> _PROBLEM TO WORK ON_: Please print the data that follows, keeping every line exact.

---------- DATA FOR REVIEW

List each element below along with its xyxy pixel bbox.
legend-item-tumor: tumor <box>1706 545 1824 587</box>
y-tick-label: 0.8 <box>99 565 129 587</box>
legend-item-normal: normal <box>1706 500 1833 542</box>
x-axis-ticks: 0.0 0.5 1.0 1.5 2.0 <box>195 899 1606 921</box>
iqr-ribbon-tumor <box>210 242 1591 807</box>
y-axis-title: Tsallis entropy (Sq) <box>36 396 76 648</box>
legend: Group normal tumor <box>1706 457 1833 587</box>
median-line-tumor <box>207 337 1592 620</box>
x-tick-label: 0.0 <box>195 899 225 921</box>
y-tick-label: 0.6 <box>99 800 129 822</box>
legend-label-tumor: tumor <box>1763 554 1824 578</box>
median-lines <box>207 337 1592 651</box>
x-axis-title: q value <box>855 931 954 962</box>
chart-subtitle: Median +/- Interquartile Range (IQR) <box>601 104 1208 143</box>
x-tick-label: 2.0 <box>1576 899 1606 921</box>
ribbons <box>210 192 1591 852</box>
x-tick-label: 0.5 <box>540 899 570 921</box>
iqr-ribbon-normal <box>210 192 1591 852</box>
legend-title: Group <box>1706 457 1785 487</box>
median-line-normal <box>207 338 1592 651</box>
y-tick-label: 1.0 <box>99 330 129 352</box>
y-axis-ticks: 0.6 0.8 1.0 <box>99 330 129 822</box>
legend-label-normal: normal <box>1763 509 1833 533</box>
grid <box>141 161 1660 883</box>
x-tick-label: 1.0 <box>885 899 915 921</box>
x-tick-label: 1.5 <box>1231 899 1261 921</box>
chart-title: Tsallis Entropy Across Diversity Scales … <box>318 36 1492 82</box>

--------------------

> _WRITTEN ANSWER_:
List each element below along with its xyxy pixel bbox.
legend-item-tumor: tumor <box>1706 545 1824 587</box>
y-tick-label: 0.8 <box>99 565 129 587</box>
legend-item-normal: normal <box>1706 500 1833 542</box>
x-axis-ticks: 0.0 0.5 1.0 1.5 2.0 <box>195 899 1606 921</box>
iqr-ribbon-tumor <box>210 242 1591 807</box>
y-axis-title: Tsallis entropy (Sq) <box>36 396 76 648</box>
legend: Group normal tumor <box>1706 457 1833 587</box>
median-line-tumor <box>207 337 1592 620</box>
x-tick-label: 0.0 <box>195 899 225 921</box>
y-tick-label: 0.6 <box>99 800 129 822</box>
legend-label-tumor: tumor <box>1763 554 1824 578</box>
median-lines <box>207 337 1592 651</box>
x-axis-title: q value <box>855 931 954 962</box>
chart-subtitle: Median +/- Interquartile Range (IQR) <box>601 104 1208 143</box>
x-tick-label: 2.0 <box>1576 899 1606 921</box>
ribbons <box>210 192 1591 852</box>
x-tick-label: 0.5 <box>540 899 570 921</box>
iqr-ribbon-normal <box>210 192 1591 852</box>
legend-title: Group <box>1706 457 1785 487</box>
median-line-normal <box>207 338 1592 651</box>
y-tick-label: 1.0 <box>99 330 129 352</box>
y-axis-ticks: 0.6 0.8 1.0 <box>99 330 129 822</box>
legend-label-normal: normal <box>1763 509 1833 533</box>
grid <box>141 161 1660 883</box>
x-tick-label: 1.0 <box>885 899 915 921</box>
x-tick-label: 1.5 <box>1231 899 1261 921</box>
chart-title: Tsallis Entropy Across Diversity Scales … <box>318 36 1492 82</box>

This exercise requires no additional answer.